**EXERCISE OBJECTIVE:** Type the records out again in full, exactly.

--- --- ---

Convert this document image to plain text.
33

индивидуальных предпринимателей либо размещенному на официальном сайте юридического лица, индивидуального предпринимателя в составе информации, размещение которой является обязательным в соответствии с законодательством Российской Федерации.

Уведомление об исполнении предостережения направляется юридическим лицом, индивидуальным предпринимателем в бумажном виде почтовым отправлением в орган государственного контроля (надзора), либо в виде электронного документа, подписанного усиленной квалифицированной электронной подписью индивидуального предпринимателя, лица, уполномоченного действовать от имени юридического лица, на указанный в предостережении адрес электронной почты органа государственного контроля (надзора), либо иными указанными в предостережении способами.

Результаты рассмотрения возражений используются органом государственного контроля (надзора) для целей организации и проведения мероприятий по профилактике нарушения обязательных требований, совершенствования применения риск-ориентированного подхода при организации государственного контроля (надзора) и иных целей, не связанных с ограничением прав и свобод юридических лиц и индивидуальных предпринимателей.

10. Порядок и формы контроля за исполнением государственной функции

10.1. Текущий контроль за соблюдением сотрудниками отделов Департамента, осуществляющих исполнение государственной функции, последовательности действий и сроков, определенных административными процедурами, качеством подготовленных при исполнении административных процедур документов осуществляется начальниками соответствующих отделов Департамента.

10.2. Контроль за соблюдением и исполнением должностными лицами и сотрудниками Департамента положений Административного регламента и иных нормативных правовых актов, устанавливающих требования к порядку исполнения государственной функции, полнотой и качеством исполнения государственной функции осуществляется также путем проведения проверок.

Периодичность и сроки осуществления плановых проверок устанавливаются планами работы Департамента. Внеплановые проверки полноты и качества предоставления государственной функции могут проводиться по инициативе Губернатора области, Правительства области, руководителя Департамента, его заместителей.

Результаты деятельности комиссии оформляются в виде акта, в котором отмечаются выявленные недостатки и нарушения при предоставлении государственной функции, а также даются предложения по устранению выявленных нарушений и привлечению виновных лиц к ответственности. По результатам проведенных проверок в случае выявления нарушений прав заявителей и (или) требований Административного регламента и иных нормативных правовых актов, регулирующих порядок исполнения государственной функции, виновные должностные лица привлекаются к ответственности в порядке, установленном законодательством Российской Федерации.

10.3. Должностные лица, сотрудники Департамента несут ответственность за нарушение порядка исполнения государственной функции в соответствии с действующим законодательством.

--- --- ---

**ANSWER TO THIS EXERCISE:**
Convert this document image to plain text.
33

индивидуальных предпринимателей либо размещенному на официальном сайте юридического лица, индивидуального предпринимателя в составе информации, размещение которой является обязательным в соответствии с законодательством Российской Федерации.

Уведомление об исполнении предостережения направляется юридическим лицом, индивидуальным предпринимателем в бумажном виде почтовым отправлением в орган государственного контроля (надзора), либо в виде электронного документа, подписанного усиленной квалифицированной электронной подписью индивидуального предпринимателя, лица, уполномоченного действовать от имени юридического лица, на указанный в предостережении адрес электронной почты органа государственного контроля (надзора), либо иными указанными в предостережении способами.

Результаты рассмотрения возражений используются органом государственного контроля (надзора) для целей организации и проведения мероприятий по профилактике нарушения обязательных требований, совершенствования применения риск-ориентированного подхода при организации государственного контроля (надзора) и иных целей, не связанных с ограничением прав и свобод юридических лиц и индивидуальных предпринимателей.

10. Порядок и формы контроля за исполнением государственной функции

10.1. Текущий контроль за соблюдением сотрудниками отделов Департамента, осуществляющих исполнение государственной функции, последовательности действий и сроков, определенных административными процедурами, качеством подготовленных при исполнении административных процедур документов осуществляется начальниками соответствующих отделов Департамента.

10.2. Контроль за соблюдением и исполнением должностными лицами и сотрудниками Департамента положений Административного регламента и иных нормативных правовых актов, устанавливающих требования к порядку исполнения государственной функции, полнотой и качеством исполнения государственной функции осуществляется также путем проведения проверок.

Периодичность и сроки осуществления плановых проверок устанавливаются планами работы Департамента. Внеплановые проверки полноты и качества предоставления государственной функции могут проводиться по инициативе Губернатора области, Правительства области, руководителя Департамента, его заместителей.

Результаты деятельности комиссии оформляются в виде акта, в котором отмечаются выявленные недостатки и нарушения при предоставлении государственной функции, а также даются предложения по устранению выявленных нарушений и привлечению виновных лиц к ответственности. По результатам проведенных проверок в случае выявления нарушений прав заявителей и (или) требований Административного регламента и иных нормативных правовых актов, регулирующих порядок исполнения государственной функции, виновные должностные лица привлекаются к ответственности в порядке, установленном законодательством Российской Федерации.

10.3. Должностные лица, сотрудники Департамента несут ответственность за нарушение порядка исполнения государственной функции в соответствии с действующим законодательством.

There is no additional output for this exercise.